» **What is expected**
Reply with one number: the count of lines in the records below that hold "this".

Figure record listings:
- - -

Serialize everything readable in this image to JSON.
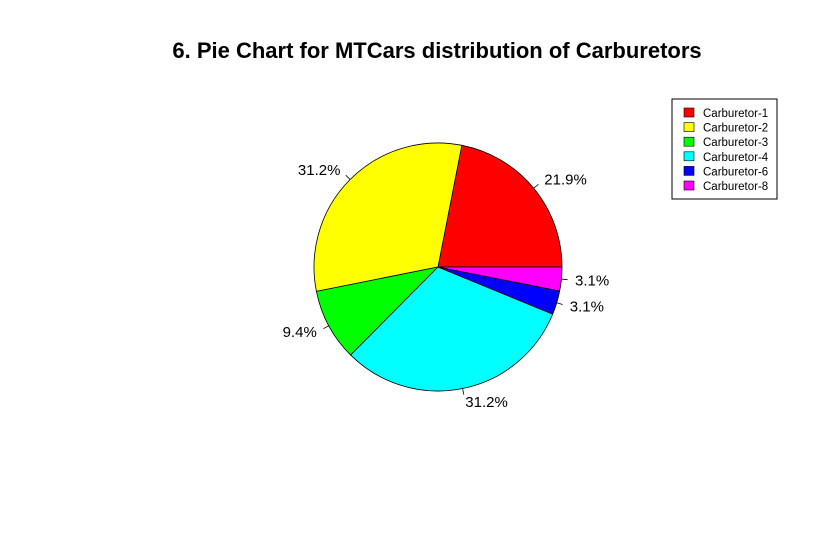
{
  "chart_data": {
    "type": "pie",
    "title": "6. Pie Chart for MTCars distribution of Carburetors",
    "legend_position": "top-right",
    "categories": [
      "Carburetor-1",
      "Carburetor-2",
      "Carburetor-3",
      "Carburetor-4",
      "Carburetor-6",
      "Carburetor-8"
    ],
    "values": [
      21.9,
      31.2,
      9.4,
      31.2,
      3.1,
      3.1
    ],
    "labels": [
      "21.9%",
      "31.2%",
      "9.4%",
      "31.2%",
      "3.1%",
      "3.1%"
    ],
    "colors": [
      "#ff0000",
      "#ffff00",
      "#00ff00",
      "#00ffff",
      "#0000ff",
      "#ff00ff"
    ],
    "direction": "counterclockwise",
    "start_angle_deg": 0
  }
}
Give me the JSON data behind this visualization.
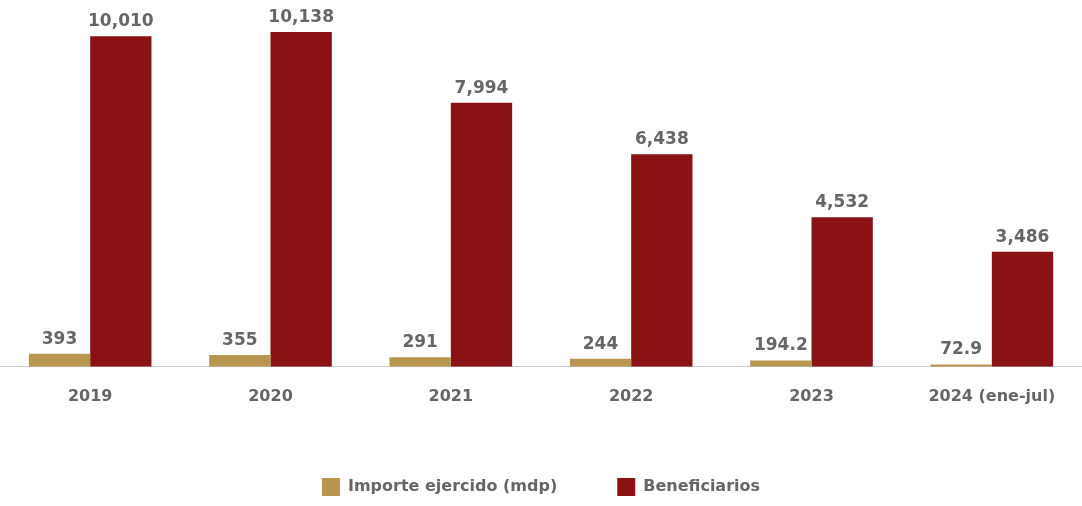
{
  "chart_data": {
    "type": "bar",
    "categories": [
      "2019",
      "2020",
      "2021",
      "2022",
      "2023",
      "2024 (ene-jul)"
    ],
    "series": [
      {
        "name": "Importe ejercido (mdp)",
        "color": "#b8964f",
        "values": [
          393,
          355,
          291,
          244,
          194.2,
          72.9
        ],
        "value_labels": [
          "393",
          "355",
          "291",
          "244",
          "194.2",
          "72.9"
        ]
      },
      {
        "name": "Beneficiarios",
        "color": "#8b1214",
        "values": [
          10010,
          10138,
          7994,
          6438,
          4532,
          3486
        ],
        "value_labels": [
          "10,010",
          "10,138",
          "7,994",
          "6,438",
          "4,532",
          "3,486"
        ]
      }
    ],
    "tick_labels": "x",
    "grid": false,
    "legend": "bottom"
  }
}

- - -

» **Correct answer**
2